**Task prompt:** Repeat the full listing below verbatim and keep the images out.

(Data entries)
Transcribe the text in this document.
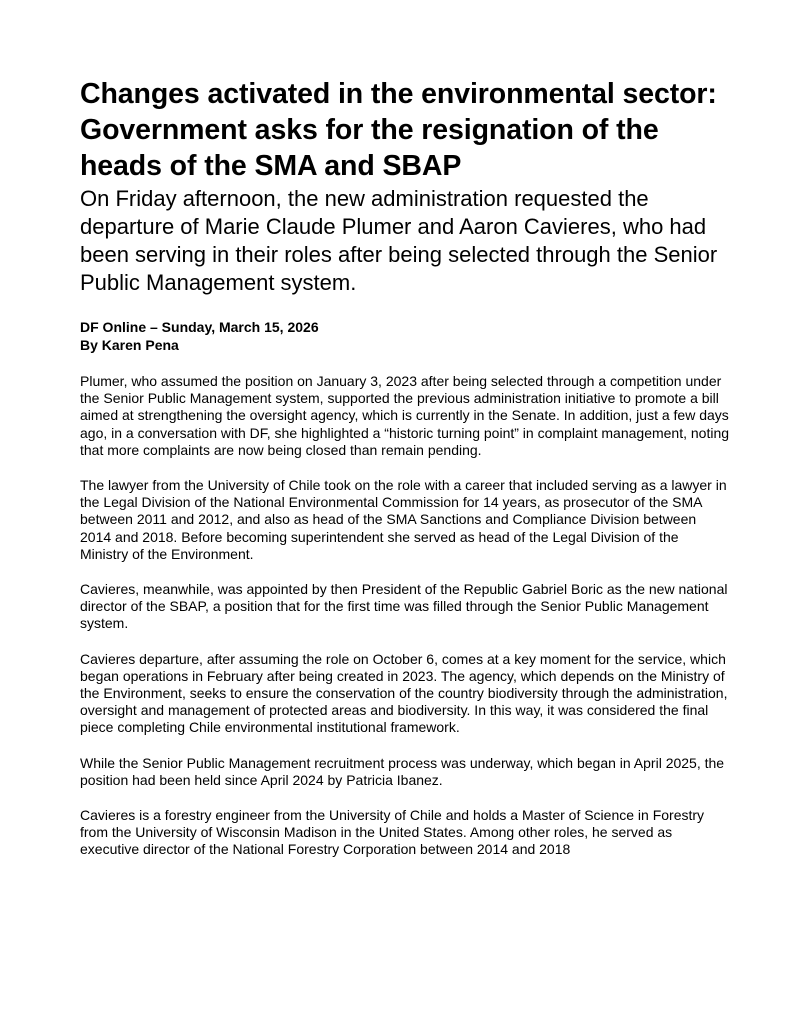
Changes activated in the environmental sector: Government asks for the resignation of the heads of the SMA and SBAP

On Friday afternoon, the new administration requested the departure of Marie Claude Plumer and Aaron Cavieres, who had been serving in their roles after being selected through the Senior Public Management system.

DF Online – Sunday, March 15, 2026
By Karen Pena

Plumer, who assumed the position on January 3, 2023 after being selected through a competition under the Senior Public Management system, supported the previous administration initiative to promote a bill aimed at strengthening the oversight agency, which is currently in the Senate. In addition, just a few days ago, in a conversation with DF, she highlighted a “historic turning point” in complaint management, noting that more complaints are now being closed than remain pending.

The lawyer from the University of Chile took on the role with a career that included serving as a lawyer in the Legal Division of the National Environmental Commission for 14 years, as prosecutor of the SMA between 2011 and 2012, and also as head of the SMA Sanctions and Compliance Division between 2014 and 2018. Before becoming superintendent she served as head of the Legal Division of the Ministry of the Environment.

Cavieres, meanwhile, was appointed by then President of the Republic Gabriel Boric as the new national director of the SBAP, a position that for the first time was filled through the Senior Public Management system.

Cavieres departure, after assuming the role on October 6, comes at a key moment for the service, which began operations in February after being created in 2023. The agency, which depends on the Ministry of the Environment, seeks to ensure the conservation of the country biodiversity through the administration, oversight and management of protected areas and biodiversity. In this way, it was considered the final piece completing Chile environmental institutional framework.

While the Senior Public Management recruitment process was underway, which began in April 2025, the position had been held since April 2024 by Patricia Ibanez.

Cavieres is a forestry engineer from the University of Chile and holds a Master of Science in Forestry from the University of Wisconsin Madison in the United States. Among other roles, he served as executive director of the National Forestry Corporation between 2014 and 2018
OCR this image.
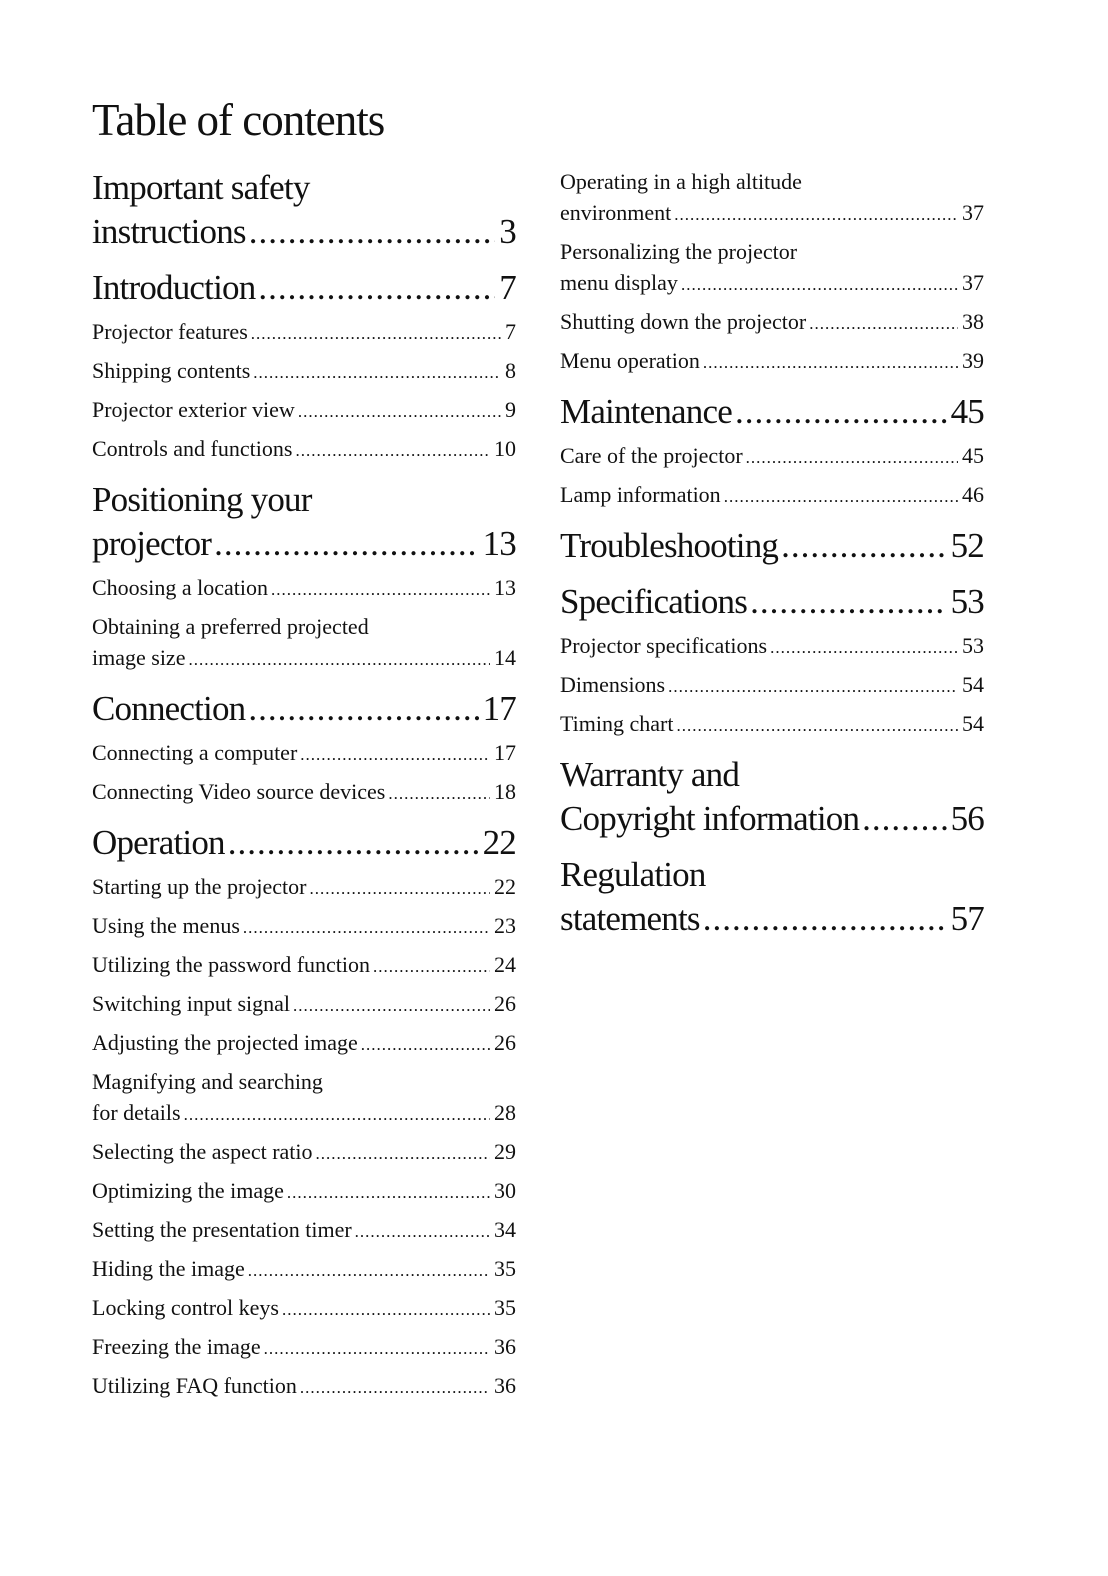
Table of contents
Important safety
instructions .....	3
Introduction .....	7
Projector features .....	7
Shipping contents .....	8
Projector exterior view .....	9
Controls and functions .....	10
Positioning your
projector .....	13
Choosing a location .....	13
Obtaining a preferred projected
image size .....	14
Connection .....	17
Connecting a computer .....	17
Connecting Video source devices .....	18
Operation .....	22
Starting up the projector .....	22
Using the menus .....	23
Utilizing the password function .....	24
Switching input signal .....	26
Adjusting the projected image .....	26
Magnifying and searching
for details .....	28
Selecting the aspect ratio .....	29
Optimizing the image .....	30
Setting the presentation timer .....	34
Hiding the image .....	35
Locking control keys .....	35
Freezing the image .....	36
Utilizing FAQ function .....	36
Operating in a high altitude
environment .....	37
Personalizing the projector
menu display .....	37
Shutting down the projector .....	38
Menu operation .....	39
Maintenance .....	45
Care of the projector .....	45
Lamp information .....	46
Troubleshooting .....	52
Specifications .....	53
Projector specifications .....	53
Dimensions .....	54
Timing chart .....	54
Warranty and
Copyright information .....	56
Regulation
statements .....	57
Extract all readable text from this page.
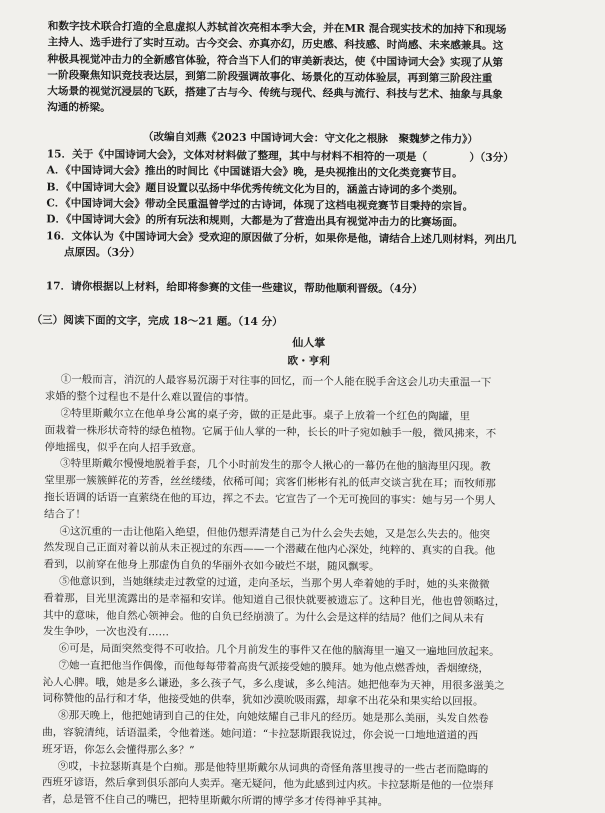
和数字技术联合打造的全息虚拟人苏轼首次亮相本季大会，并在MR 混合现实技术的加持下和现场

主持人、选手进行了实时互动。古今交会、亦真亦幻，历史感、科技感、时尚感、未来感兼具。这

种极具视觉冲击力的全新感官体验，符合当下人们的审美新表达，使《中国诗词大会》实现了从第

一阶段聚焦知识竞技表达层，到第二阶段强调故事化、场景化的互动体验层，再到第三阶段注重

大场景的视觉沉浸层的飞跃，搭建了古与今、传统与现代、经典与流行、科技与艺术、抽象与具象

沟通的桥梁。

（改编自刘燕《2023 中国诗词大会：守文化之根脉　聚魏梦之伟力》）

15．关于《中国诗词大会》，文体对材料做了整理，其中与材料不相符的一项是（　　　　）（3分）

A．《中国诗词大会》推出的时间比《中国谜语大会》晚，是央视推出的文化类竞赛节目。

B．《中国诗词大会》题目设置以弘扬中华优秀传统文化为目的，涵盖古诗词的多个类别。

C．《中国诗词大会》带动全民重温曾学过的古诗词，体现了这档电视竞赛节目秉持的宗旨。

D．《中国诗词大会》的所有玩法和规则，大都是为了营造出具有视觉冲击力的比赛场面。

16．文体认为《中国诗词大会》受欢迎的原因做了分析，如果你是他，请结合上述几则材料，列出几

点原因。（3分）

17．请你根据以上材料，给即将参赛的文佳一些建议，帮助他顺利晋级。（4分）

（三）阅读下面的文字，完成 18～21 题。（14 分）

仙人掌

欧・亨利

①一般而言，消沉的人最容易沉溺于对往事的回忆，而一个人能在脱手舍这会儿功夫重温一下

求婚的整个过程也不是什么难以置信的事情。

②特里斯戴尔立在他单身公寓的桌子旁，做的正是此事。桌子上放着一个红色的陶罐，里

面栽着一株形状奇特的绿色植物。它属于仙人掌的一种，长长的叶子宛如触手一般，微风拂来，不

停地摇曳，似乎在向人招手致意。

③特里斯戴尔慢慢地脱着手套，几个小时前发生的那令人揪心的一幕仍在他的脑海里闪现。教

堂里那一簇簇鲜花的芳香，丝丝缕缕，依稀可闻；宾客们彬彬有礼的低声交谈言犹在耳；而牧师那

拖长语调的话语一直萦绕在他的耳边，挥之不去。它宣告了一个无可挽回的事实：她与另一个男人

结合了！

④这沉重的一击让他陷入绝望，但他仍想弄清楚自己为什么会失去她，又是怎么失去的。他突

然发现自己正面对着以前从未正视过的东西——一个潜藏在他内心深处，纯粹的、真实的自我。他

看到，以前穿在他身上那虚伪自负的华丽外衣如今破烂不堪，随风飘零。

⑤他意识到，当她继续走过教堂的过道，走向圣坛，当那个男人牵着她的手时，她的头来微微

看着那，目光里流露出的是幸福和安详。他知道自己很快就要被遗忘了。这种目光，他也曾领略过，

其中的意味，他自然心领神会。他的自负已经崩溃了。为什么会是这样的结局？他们之间从未有

发生争吵，一次也没有……

⑥可是，局面突然变得不可收拾。几个月前发生的事件又在他的脑海里一遍又一遍地回放起来。

⑦她一直把他当作偶像，而他每每带着高贵气派接受她的膜拜。她为他点燃香烛，香烟缭绕，

沁人心脾。哦，她是多么谦逊，多么孩子气，多么虔诚，多么纯洁。她把他奉为天神，用很多滋美之

词称赞他的品行和才华，他接受她的供奉，犹如沙漠吮吸雨露，却拿不出花朵和果实给以回报。

⑧那天晚上，他把她请到自己的住处，向她炫耀自己非凡的经历。她是那么美丽，头发自然卷

曲，容貌清纯，话语温柔，令他着迷。她问道：“卡拉瑟斯跟我说过，你会说一口地地道道的西

班牙语，你怎么会懂得那么多？”

⑨哎，卡拉瑟斯真是个白痴。那是他特里斯戴尔从词典的奇怪角落里搜寻的一些古老而隐晦的

西班牙谚语，然后拿到俱乐部向人卖弄。毫无疑问，他为此感到过内疚。卡拉瑟斯是他的一位崇拜

者，总是管不住自己的嘴巴，把特里斯戴尔所谓的博学多才传得神乎其神。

**Exercise solution:**
Transcribe the text in this document.
Changes activated in the environmental sector: Government asks for the resignation of the heads of the SMA and SBAP

On Friday afternoon, the new administration requested the departure of Marie Claude Plumer and Aaron Cavieres, who had been serving in their roles after being selected through the Senior Public Management system.

DF Online – Sunday, March 15, 2026
By Karen Pena

Plumer, who assumed the position on January 3, 2023 after being selected through a competition under the Senior Public Management system, supported the previous administration initiative to promote a bill aimed at strengthening the oversight agency, which is currently in the Senate. In addition, just a few days ago, in a conversation with DF, she highlighted a “historic turning point” in complaint management, noting that more complaints are now being closed than remain pending.

The lawyer from the University of Chile took on the role with a career that included serving as a lawyer in the Legal Division of the National Environmental Commission for 14 years, as prosecutor of the SMA between 2011 and 2012, and also as head of the SMA Sanctions and Compliance Division between 2014 and 2018. Before becoming superintendent she served as head of the Legal Division of the Ministry of the Environment.

Cavieres, meanwhile, was appointed by then President of the Republic Gabriel Boric as the new national director of the SBAP, a position that for the first time was filled through the Senior Public Management system.

Cavieres departure, after assuming the role on October 6, comes at a key moment for the service, which began operations in February after being created in 2023. The agency, which depends on the Ministry of the Environment, seeks to ensure the conservation of the country biodiversity through the administration, oversight and management of protected areas and biodiversity. In this way, it was considered the final piece completing Chile environmental institutional framework.

While the Senior Public Management recruitment process was underway, which began in April 2025, the position had been held since April 2024 by Patricia Ibanez.

Cavieres is a forestry engineer from the University of Chile and holds a Master of Science in Forestry from the University of Wisconsin Madison in the United States. Among other roles, he served as executive director of the National Forestry Corporation between 2014 and 2018
OCR this image.
Table of contents
Important safety
instructions .....	3
Introduction .....	7
Projector features .....	7
Shipping contents .....	8
Projector exterior view .....	9
Controls and functions .....	10
Positioning your
projector .....	13
Choosing a location .....	13
Obtaining a preferred projected
image size .....	14
Connection .....	17
Connecting a computer .....	17
Connecting Video source devices .....	18
Operation .....	22
Starting up the projector .....	22
Using the menus .....	23
Utilizing the password function .....	24
Switching input signal .....	26
Adjusting the projected image .....	26
Magnifying and searching
for details .....	28
Selecting the aspect ratio .....	29
Optimizing the image .....	30
Setting the presentation timer .....	34
Hiding the image .....	35
Locking control keys .....	35
Freezing the image .....	36
Utilizing FAQ function .....	36
Operating in a high altitude
environment .....	37
Personalizing the projector
menu display .....	37
Shutting down the projector .....	38
Menu operation .....	39
Maintenance .....	45
Care of the projector .....	45
Lamp information .....	46
Troubleshooting .....	52
Specifications .....	53
Projector specifications .....	53
Dimensions .....	54
Timing chart .....	54
Warranty and
Copyright information .....	56
Regulation
statements .....	57
Extract all readable text from this page.
和数字技术联合打造的全息虚拟人苏轼首次亮相本季大会，并在MR 混合现实技术的加持下和现场

主持人、选手进行了实时互动。古今交会、亦真亦幻，历史感、科技感、时尚感、未来感兼具。这

种极具视觉冲击力的全新感官体验，符合当下人们的审美新表达，使《中国诗词大会》实现了从第

一阶段聚焦知识竞技表达层，到第二阶段强调故事化、场景化的互动体验层，再到第三阶段注重

大场景的视觉沉浸层的飞跃，搭建了古与今、传统与现代、经典与流行、科技与艺术、抽象与具象

沟通的桥梁。

（改编自刘燕《2023 中国诗词大会：守文化之根脉　聚魏梦之伟力》）

15．关于《中国诗词大会》，文体对材料做了整理，其中与材料不相符的一项是（　　　　）（3分）

A．《中国诗词大会》推出的时间比《中国谜语大会》晚，是央视推出的文化类竞赛节目。

B．《中国诗词大会》题目设置以弘扬中华优秀传统文化为目的，涵盖古诗词的多个类别。

C．《中国诗词大会》带动全民重温曾学过的古诗词，体现了这档电视竞赛节目秉持的宗旨。

D．《中国诗词大会》的所有玩法和规则，大都是为了营造出具有视觉冲击力的比赛场面。

16．文体认为《中国诗词大会》受欢迎的原因做了分析，如果你是他，请结合上述几则材料，列出几

点原因。（3分）

17．请你根据以上材料，给即将参赛的文佳一些建议，帮助他顺利晋级。（4分）

（三）阅读下面的文字，完成 18～21 题。（14 分）

仙人掌

欧・亨利

①一般而言，消沉的人最容易沉溺于对往事的回忆，而一个人能在脱手舍这会儿功夫重温一下

求婚的整个过程也不是什么难以置信的事情。

②特里斯戴尔立在他单身公寓的桌子旁，做的正是此事。桌子上放着一个红色的陶罐，里

面栽着一株形状奇特的绿色植物。它属于仙人掌的一种，长长的叶子宛如触手一般，微风拂来，不

停地摇曳，似乎在向人招手致意。

③特里斯戴尔慢慢地脱着手套，几个小时前发生的那令人揪心的一幕仍在他的脑海里闪现。教

堂里那一簇簇鲜花的芳香，丝丝缕缕，依稀可闻；宾客们彬彬有礼的低声交谈言犹在耳；而牧师那

拖长语调的话语一直萦绕在他的耳边，挥之不去。它宣告了一个无可挽回的事实：她与另一个男人

结合了！

④这沉重的一击让他陷入绝望，但他仍想弄清楚自己为什么会失去她，又是怎么失去的。他突

然发现自己正面对着以前从未正视过的东西——一个潜藏在他内心深处，纯粹的、真实的自我。他

看到，以前穿在他身上那虚伪自负的华丽外衣如今破烂不堪，随风飘零。

⑤他意识到，当她继续走过教堂的过道，走向圣坛，当那个男人牵着她的手时，她的头来微微

看着那，目光里流露出的是幸福和安详。他知道自己很快就要被遗忘了。这种目光，他也曾领略过，

其中的意味，他自然心领神会。他的自负已经崩溃了。为什么会是这样的结局？他们之间从未有

发生争吵，一次也没有……

⑥可是，局面突然变得不可收拾。几个月前发生的事件又在他的脑海里一遍又一遍地回放起来。

⑦她一直把他当作偶像，而他每每带着高贵气派接受她的膜拜。她为他点燃香烛，香烟缭绕，

沁人心脾。哦，她是多么谦逊，多么孩子气，多么虔诚，多么纯洁。她把他奉为天神，用很多滋美之

词称赞他的品行和才华，他接受她的供奉，犹如沙漠吮吸雨露，却拿不出花朵和果实给以回报。

⑧那天晚上，他把她请到自己的住处，向她炫耀自己非凡的经历。她是那么美丽，头发自然卷

曲，容貌清纯，话语温柔，令他着迷。她问道：“卡拉瑟斯跟我说过，你会说一口地地道道的西

班牙语，你怎么会懂得那么多？”

⑨哎，卡拉瑟斯真是个白痴。那是他特里斯戴尔从词典的奇怪角落里搜寻的一些古老而隐晦的

西班牙谚语，然后拿到俱乐部向人卖弄。毫无疑问，他为此感到过内疚。卡拉瑟斯是他的一位崇拜

者，总是管不住自己的嘴巴，把特里斯戴尔所谓的博学多才传得神乎其神。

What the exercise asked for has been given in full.